**What is expected:** Identify the lines that include the word "三线一单", then copy all of them.

--- start of Supplied material ---

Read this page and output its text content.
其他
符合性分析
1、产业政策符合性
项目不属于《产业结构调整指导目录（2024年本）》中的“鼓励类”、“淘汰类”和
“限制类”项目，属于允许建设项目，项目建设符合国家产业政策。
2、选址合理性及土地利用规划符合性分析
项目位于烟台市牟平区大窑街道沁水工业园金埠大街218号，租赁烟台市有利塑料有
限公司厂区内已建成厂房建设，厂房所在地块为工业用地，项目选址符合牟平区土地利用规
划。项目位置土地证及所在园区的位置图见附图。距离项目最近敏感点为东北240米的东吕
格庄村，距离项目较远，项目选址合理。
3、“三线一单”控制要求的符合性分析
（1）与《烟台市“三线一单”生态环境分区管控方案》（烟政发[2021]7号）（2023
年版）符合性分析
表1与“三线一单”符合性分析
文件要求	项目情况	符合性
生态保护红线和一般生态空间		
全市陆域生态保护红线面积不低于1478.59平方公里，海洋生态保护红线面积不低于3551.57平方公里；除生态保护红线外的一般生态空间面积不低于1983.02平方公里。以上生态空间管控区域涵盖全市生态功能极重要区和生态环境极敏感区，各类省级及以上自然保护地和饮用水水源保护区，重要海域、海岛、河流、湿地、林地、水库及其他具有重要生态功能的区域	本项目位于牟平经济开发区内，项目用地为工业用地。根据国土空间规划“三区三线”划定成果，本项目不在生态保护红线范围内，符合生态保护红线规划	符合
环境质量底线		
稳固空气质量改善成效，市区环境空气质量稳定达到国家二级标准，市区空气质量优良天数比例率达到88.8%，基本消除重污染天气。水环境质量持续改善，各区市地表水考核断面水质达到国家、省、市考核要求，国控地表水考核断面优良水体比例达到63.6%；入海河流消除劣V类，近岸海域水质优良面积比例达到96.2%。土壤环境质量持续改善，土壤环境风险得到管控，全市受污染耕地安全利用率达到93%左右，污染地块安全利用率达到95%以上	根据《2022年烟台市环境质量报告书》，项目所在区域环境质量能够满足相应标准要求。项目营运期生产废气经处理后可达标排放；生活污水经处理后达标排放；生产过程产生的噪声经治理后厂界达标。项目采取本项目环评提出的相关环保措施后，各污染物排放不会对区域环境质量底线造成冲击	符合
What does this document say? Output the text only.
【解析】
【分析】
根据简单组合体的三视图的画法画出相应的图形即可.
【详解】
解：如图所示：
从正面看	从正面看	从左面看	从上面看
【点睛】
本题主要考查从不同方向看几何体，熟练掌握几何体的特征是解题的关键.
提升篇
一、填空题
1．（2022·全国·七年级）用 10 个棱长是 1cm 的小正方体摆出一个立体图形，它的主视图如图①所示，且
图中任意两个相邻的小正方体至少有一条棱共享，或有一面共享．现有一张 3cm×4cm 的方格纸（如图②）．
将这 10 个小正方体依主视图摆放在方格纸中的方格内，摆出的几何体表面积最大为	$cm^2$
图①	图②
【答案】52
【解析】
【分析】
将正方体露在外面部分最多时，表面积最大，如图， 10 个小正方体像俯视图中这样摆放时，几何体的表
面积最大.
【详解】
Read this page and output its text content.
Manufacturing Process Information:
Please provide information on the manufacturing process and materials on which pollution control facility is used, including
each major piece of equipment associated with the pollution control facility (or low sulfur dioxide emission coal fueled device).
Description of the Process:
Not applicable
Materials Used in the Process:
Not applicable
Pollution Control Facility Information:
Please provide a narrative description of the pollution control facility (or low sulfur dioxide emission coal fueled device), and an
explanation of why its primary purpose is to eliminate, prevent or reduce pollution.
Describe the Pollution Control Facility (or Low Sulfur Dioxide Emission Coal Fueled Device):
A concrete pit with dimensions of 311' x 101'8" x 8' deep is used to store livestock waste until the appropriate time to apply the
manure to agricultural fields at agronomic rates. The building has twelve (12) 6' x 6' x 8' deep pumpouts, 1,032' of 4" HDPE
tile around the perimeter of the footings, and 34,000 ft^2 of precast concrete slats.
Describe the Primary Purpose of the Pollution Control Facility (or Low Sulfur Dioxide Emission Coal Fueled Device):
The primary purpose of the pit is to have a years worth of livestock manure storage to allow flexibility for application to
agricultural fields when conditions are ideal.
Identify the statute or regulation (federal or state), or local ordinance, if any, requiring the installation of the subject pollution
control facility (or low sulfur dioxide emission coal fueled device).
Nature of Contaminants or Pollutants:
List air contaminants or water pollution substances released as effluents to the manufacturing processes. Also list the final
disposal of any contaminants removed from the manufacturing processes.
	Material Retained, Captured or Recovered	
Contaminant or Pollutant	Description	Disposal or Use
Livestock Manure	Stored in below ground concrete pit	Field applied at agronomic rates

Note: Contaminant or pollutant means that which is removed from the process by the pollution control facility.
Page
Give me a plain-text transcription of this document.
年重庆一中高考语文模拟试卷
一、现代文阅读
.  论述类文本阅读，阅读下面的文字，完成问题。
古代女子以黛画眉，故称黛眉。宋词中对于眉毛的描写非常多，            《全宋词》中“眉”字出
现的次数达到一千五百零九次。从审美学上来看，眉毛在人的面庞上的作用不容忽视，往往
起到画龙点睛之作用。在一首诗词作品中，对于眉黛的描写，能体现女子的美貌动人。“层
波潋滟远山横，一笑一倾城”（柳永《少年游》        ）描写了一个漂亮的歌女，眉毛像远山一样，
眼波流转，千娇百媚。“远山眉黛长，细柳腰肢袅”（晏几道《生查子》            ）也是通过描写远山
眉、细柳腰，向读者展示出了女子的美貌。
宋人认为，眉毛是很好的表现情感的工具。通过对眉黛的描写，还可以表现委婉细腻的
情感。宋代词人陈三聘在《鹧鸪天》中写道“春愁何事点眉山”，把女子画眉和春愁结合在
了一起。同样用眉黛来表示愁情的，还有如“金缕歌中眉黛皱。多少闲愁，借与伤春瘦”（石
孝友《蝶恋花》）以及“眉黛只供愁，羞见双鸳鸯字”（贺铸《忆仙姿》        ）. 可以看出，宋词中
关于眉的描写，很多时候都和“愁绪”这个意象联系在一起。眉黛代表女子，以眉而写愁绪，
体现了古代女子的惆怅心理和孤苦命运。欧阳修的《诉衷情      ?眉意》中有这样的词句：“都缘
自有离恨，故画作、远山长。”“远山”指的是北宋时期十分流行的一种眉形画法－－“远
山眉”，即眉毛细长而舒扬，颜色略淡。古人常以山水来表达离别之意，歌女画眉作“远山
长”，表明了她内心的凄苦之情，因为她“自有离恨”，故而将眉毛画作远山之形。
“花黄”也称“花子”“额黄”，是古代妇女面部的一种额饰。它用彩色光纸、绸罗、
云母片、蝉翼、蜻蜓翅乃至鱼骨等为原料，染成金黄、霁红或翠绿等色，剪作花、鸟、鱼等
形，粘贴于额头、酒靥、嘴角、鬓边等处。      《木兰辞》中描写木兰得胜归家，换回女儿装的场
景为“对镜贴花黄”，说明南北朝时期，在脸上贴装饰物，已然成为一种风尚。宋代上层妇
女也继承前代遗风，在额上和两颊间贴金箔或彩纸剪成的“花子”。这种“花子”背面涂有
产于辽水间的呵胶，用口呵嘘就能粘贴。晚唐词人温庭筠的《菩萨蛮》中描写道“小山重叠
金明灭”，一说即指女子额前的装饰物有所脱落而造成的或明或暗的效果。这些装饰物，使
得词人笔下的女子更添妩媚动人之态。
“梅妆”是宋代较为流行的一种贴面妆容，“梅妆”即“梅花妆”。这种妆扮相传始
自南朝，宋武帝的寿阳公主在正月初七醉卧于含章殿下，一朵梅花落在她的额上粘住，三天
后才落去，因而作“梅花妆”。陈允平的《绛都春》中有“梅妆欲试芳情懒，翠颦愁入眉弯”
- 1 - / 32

--- end of Supplied material ---

**Correct output:**
3、“三线一单”控制要求的符合性分析
（1）与《烟台市“三线一单”生态环境分区管控方案》（烟政发[2021]7号）（2023
表1与“三线一单”符合性分析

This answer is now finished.